— Start Input rows —

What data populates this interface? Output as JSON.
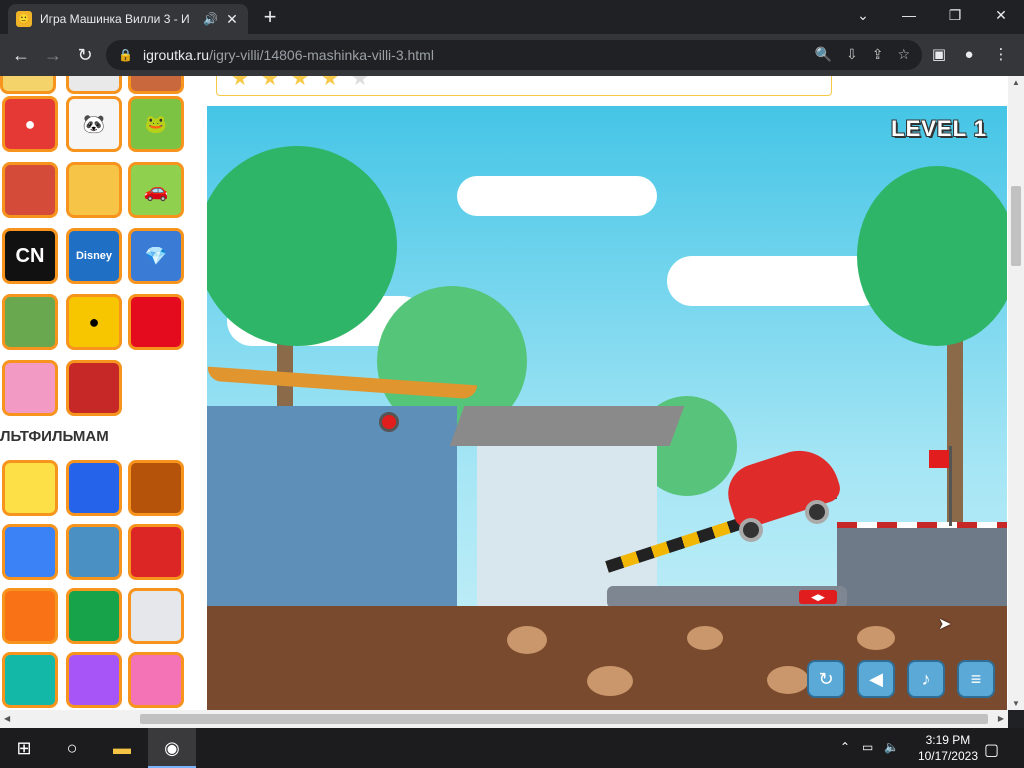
{
  "tab": {
    "title": "Игра Машинка Вилли 3 - И",
    "favicon": "game-favicon",
    "audio_icon": "speaker-icon",
    "close_label": "✕"
  },
  "newtab_label": "+",
  "window": {
    "minimize": "—",
    "maximize": "❐",
    "close": "✕",
    "tabsearch": "⌄"
  },
  "toolbar": {
    "url_host": "igroutka.ru",
    "url_path": "/igry-villi/14806-mashinka-villi-3.html",
    "back": "←",
    "forward": "→",
    "reload": "↻"
  },
  "sidebar": {
    "section_title": "ЛЬТФИЛЬМАМ",
    "thumbs": [
      "angry-birds",
      "panda",
      "cut-the-rope",
      "escape-finger",
      "adam-and-eve",
      "red-car",
      "CN",
      "Disney",
      "jewels",
      "turret",
      "brawl-stars",
      "among-us",
      "pop-it",
      "angry-bird-red",
      "spongebob",
      "sonic",
      "paw-patrol",
      "gravity-falls",
      "tom-and-jerry",
      "cars",
      "naruto",
      "scooby-doo",
      "old-man",
      "perry",
      "equestria-girls",
      "princesses"
    ]
  },
  "game": {
    "level_label": "LEVEL 1",
    "buttons": [
      "restart-icon",
      "sound-icon",
      "music-icon",
      "menu-icon"
    ]
  },
  "taskbar": {
    "time": "3:19 PM",
    "date": "10/17/2023"
  },
  "colors": {
    "accent_orange": "#f7941d",
    "sky": "#45c5e6",
    "car_red": "#e02b2b"
  }
}
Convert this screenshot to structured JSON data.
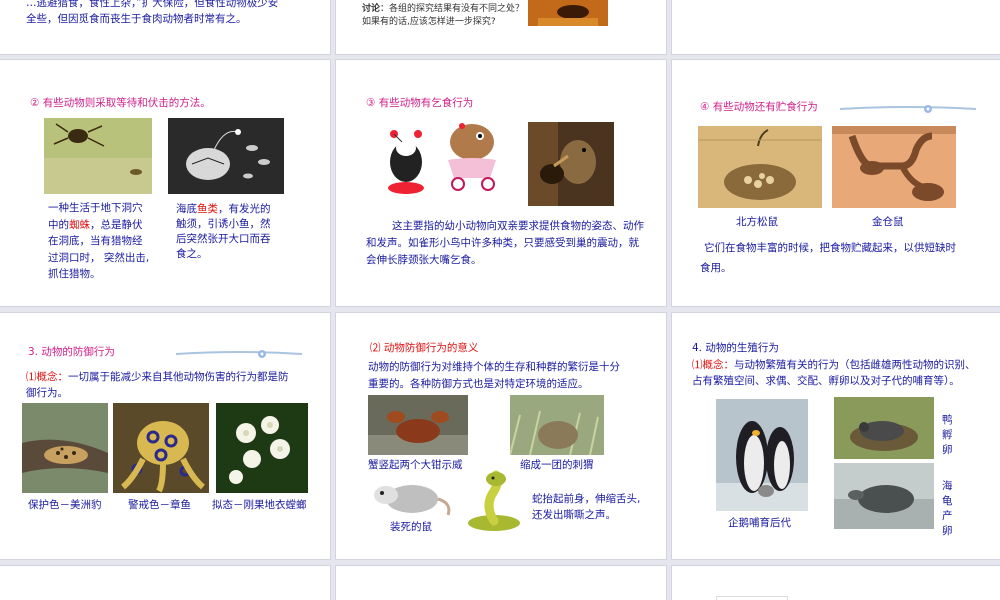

— End Input rows —

Task: Transcribe all of the records above character for character. Exclude the pictures.

Answer to this exercise:
What data populates this interface? Output as JSON.
{
  "tab": {
    "title": "Игра Машинка Вилли 3 - И",
    "favicon": "game-favicon",
    "audio_icon": "speaker-icon",
    "close_label": "✕"
  },
  "newtab_label": "+",
  "window": {
    "minimize": "—",
    "maximize": "❐",
    "close": "✕",
    "tabsearch": "⌄"
  },
  "toolbar": {
    "url_host": "igroutka.ru",
    "url_path": "/igry-villi/14806-mashinka-villi-3.html",
    "back": "←",
    "forward": "→",
    "reload": "↻"
  },
  "sidebar": {
    "section_title": "ЛЬТФИЛЬМАМ",
    "thumbs": [
      "angry-birds",
      "panda",
      "cut-the-rope",
      "escape-finger",
      "adam-and-eve",
      "red-car",
      "CN",
      "Disney",
      "jewels",
      "turret",
      "brawl-stars",
      "among-us",
      "pop-it",
      "angry-bird-red",
      "spongebob",
      "sonic",
      "paw-patrol",
      "gravity-falls",
      "tom-and-jerry",
      "cars",
      "naruto",
      "scooby-doo",
      "old-man",
      "perry",
      "equestria-girls",
      "princesses"
    ]
  },
  "game": {
    "level_label": "LEVEL 1",
    "buttons": [
      "restart-icon",
      "sound-icon",
      "music-icon",
      "menu-icon"
    ]
  },
  "taskbar": {
    "time": "3:19 PM",
    "date": "10/17/2023"
  },
  "colors": {
    "accent_orange": "#f7941d",
    "sky": "#45c5e6",
    "car_red": "#e02b2b"
  }
}
Convert this screenshot to structured JSON data.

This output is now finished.